--- DATASET ROWS ---
########################################

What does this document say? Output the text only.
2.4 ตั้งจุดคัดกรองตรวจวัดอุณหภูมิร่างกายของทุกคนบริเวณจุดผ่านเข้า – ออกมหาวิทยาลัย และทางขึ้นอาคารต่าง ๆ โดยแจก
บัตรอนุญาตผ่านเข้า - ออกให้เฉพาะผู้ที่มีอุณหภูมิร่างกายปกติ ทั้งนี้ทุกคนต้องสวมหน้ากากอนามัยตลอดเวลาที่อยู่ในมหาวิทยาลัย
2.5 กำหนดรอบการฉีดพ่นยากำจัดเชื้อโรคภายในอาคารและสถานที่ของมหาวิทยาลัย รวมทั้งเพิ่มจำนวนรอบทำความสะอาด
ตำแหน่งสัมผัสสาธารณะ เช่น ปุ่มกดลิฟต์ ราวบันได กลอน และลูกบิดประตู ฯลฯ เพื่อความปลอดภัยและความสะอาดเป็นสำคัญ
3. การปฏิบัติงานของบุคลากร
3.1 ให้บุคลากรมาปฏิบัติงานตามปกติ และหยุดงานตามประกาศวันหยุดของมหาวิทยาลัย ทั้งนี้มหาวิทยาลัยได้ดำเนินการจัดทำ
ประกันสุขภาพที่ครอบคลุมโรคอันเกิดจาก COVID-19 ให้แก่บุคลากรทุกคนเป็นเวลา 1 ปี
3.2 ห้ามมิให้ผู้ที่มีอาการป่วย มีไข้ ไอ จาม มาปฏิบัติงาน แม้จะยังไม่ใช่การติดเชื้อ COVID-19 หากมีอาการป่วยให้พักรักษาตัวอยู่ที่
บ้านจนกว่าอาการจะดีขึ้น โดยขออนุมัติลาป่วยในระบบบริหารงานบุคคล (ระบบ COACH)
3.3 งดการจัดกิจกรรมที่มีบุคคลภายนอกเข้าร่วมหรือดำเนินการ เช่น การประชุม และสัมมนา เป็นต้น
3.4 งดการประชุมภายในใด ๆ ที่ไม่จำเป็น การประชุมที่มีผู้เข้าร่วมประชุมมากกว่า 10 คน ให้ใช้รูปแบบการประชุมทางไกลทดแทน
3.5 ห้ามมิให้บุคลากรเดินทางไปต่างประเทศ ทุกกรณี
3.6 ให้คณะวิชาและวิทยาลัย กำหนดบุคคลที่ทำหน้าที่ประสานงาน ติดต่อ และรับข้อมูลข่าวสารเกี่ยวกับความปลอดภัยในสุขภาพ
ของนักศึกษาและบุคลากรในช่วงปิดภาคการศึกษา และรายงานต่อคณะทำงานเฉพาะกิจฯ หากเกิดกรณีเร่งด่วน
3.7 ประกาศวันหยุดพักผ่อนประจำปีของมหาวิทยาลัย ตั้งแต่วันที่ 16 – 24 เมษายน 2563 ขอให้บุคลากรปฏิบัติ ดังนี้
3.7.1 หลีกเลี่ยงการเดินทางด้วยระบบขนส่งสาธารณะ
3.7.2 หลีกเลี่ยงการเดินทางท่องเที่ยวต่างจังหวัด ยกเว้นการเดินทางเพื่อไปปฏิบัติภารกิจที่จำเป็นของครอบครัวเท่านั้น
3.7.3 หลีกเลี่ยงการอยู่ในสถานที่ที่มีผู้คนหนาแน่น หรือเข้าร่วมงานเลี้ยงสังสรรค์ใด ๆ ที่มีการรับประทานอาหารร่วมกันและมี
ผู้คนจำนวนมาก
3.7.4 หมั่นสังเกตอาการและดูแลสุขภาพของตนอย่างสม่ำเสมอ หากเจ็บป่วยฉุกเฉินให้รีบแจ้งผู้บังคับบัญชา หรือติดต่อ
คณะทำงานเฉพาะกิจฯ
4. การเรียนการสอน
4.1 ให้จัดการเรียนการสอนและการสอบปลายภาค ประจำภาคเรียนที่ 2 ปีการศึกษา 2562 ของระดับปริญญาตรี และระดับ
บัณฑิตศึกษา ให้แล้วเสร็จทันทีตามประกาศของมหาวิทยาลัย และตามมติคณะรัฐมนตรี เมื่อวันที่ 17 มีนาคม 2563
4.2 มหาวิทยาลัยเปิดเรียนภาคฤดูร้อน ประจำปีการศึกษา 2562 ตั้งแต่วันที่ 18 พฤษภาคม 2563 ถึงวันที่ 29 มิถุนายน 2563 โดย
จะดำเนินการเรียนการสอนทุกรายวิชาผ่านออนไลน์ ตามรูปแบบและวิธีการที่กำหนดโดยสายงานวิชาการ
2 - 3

########################################

--- CHALLENGE ---
Set down all of the data above, word for word.

--- RESULT OF THIS TASK ---
What does this document say? Output the text only.
2.4 ตั้งจุดคัดกรองตรวจวัดอุณหภูมิร่างกายของทุกคนบริเวณจุดผ่านเข้า – ออกมหาวิทยาลัย และทางขึ้นอาคารต่าง ๆ โดยแจก
บัตรอนุญาตผ่านเข้า - ออกให้เฉพาะผู้ที่มีอุณหภูมิร่างกายปกติ ทั้งนี้ทุกคนต้องสวมหน้ากากอนามัยตลอดเวลาที่อยู่ในมหาวิทยาลัย
2.5 กำหนดรอบการฉีดพ่นยากำจัดเชื้อโรคภายในอาคารและสถานที่ของมหาวิทยาลัย รวมทั้งเพิ่มจำนวนรอบทำความสะอาด
ตำแหน่งสัมผัสสาธารณะ เช่น ปุ่มกดลิฟต์ ราวบันได กลอน และลูกบิดประตู ฯลฯ เพื่อความปลอดภัยและความสะอาดเป็นสำคัญ
3. การปฏิบัติงานของบุคลากร
3.1 ให้บุคลากรมาปฏิบัติงานตามปกติ และหยุดงานตามประกาศวันหยุดของมหาวิทยาลัย ทั้งนี้มหาวิทยาลัยได้ดำเนินการจัดทำ
ประกันสุขภาพที่ครอบคลุมโรคอันเกิดจาก COVID-19 ให้แก่บุคลากรทุกคนเป็นเวลา 1 ปี
3.2 ห้ามมิให้ผู้ที่มีอาการป่วย มีไข้ ไอ จาม มาปฏิบัติงาน แม้จะยังไม่ใช่การติดเชื้อ COVID-19 หากมีอาการป่วยให้พักรักษาตัวอยู่ที่
บ้านจนกว่าอาการจะดีขึ้น โดยขออนุมัติลาป่วยในระบบบริหารงานบุคคล (ระบบ COACH)
3.3 งดการจัดกิจกรรมที่มีบุคคลภายนอกเข้าร่วมหรือดำเนินการ เช่น การประชุม และสัมมนา เป็นต้น
3.4 งดการประชุมภายในใด ๆ ที่ไม่จำเป็น การประชุมที่มีผู้เข้าร่วมประชุมมากกว่า 10 คน ให้ใช้รูปแบบการประชุมทางไกลทดแทน
3.5 ห้ามมิให้บุคลากรเดินทางไปต่างประเทศ ทุกกรณี
3.6 ให้คณะวิชาและวิทยาลัย กำหนดบุคคลที่ทำหน้าที่ประสานงาน ติดต่อ และรับข้อมูลข่าวสารเกี่ยวกับความปลอดภัยในสุขภาพ
ของนักศึกษาและบุคลากรในช่วงปิดภาคการศึกษา และรายงานต่อคณะทำงานเฉพาะกิจฯ หากเกิดกรณีเร่งด่วน
3.7 ประกาศวันหยุดพักผ่อนประจำปีของมหาวิทยาลัย ตั้งแต่วันที่ 16 – 24 เมษายน 2563 ขอให้บุคลากรปฏิบัติ ดังนี้
3.7.1 หลีกเลี่ยงการเดินทางด้วยระบบขนส่งสาธารณะ
3.7.2 หลีกเลี่ยงการเดินทางท่องเที่ยวต่างจังหวัด ยกเว้นการเดินทางเพื่อไปปฏิบัติภารกิจที่จำเป็นของครอบครัวเท่านั้น
3.7.3 หลีกเลี่ยงการอยู่ในสถานที่ที่มีผู้คนหนาแน่น หรือเข้าร่วมงานเลี้ยงสังสรรค์ใด ๆ ที่มีการรับประทานอาหารร่วมกันและมี
ผู้คนจำนวนมาก
3.7.4 หมั่นสังเกตอาการและดูแลสุขภาพของตนอย่างสม่ำเสมอ หากเจ็บป่วยฉุกเฉินให้รีบแจ้งผู้บังคับบัญชา หรือติดต่อ
คณะทำงานเฉพาะกิจฯ
4. การเรียนการสอน
4.1 ให้จัดการเรียนการสอนและการสอบปลายภาค ประจำภาคเรียนที่ 2 ปีการศึกษา 2562 ของระดับปริญญาตรี และระดับ
บัณฑิตศึกษา ให้แล้วเสร็จทันทีตามประกาศของมหาวิทยาลัย และตามมติคณะรัฐมนตรี เมื่อวันที่ 17 มีนาคม 2563
4.2 มหาวิทยาลัยเปิดเรียนภาคฤดูร้อน ประจำปีการศึกษา 2562 ตั้งแต่วันที่ 18 พฤษภาคม 2563 ถึงวันที่ 29 มิถุนายน 2563 โดย
จะดำเนินการเรียนการสอนทุกรายวิชาผ่านออนไลน์ ตามรูปแบบและวิธีการที่กำหนดโดยสายงานวิชาการ
2 - 3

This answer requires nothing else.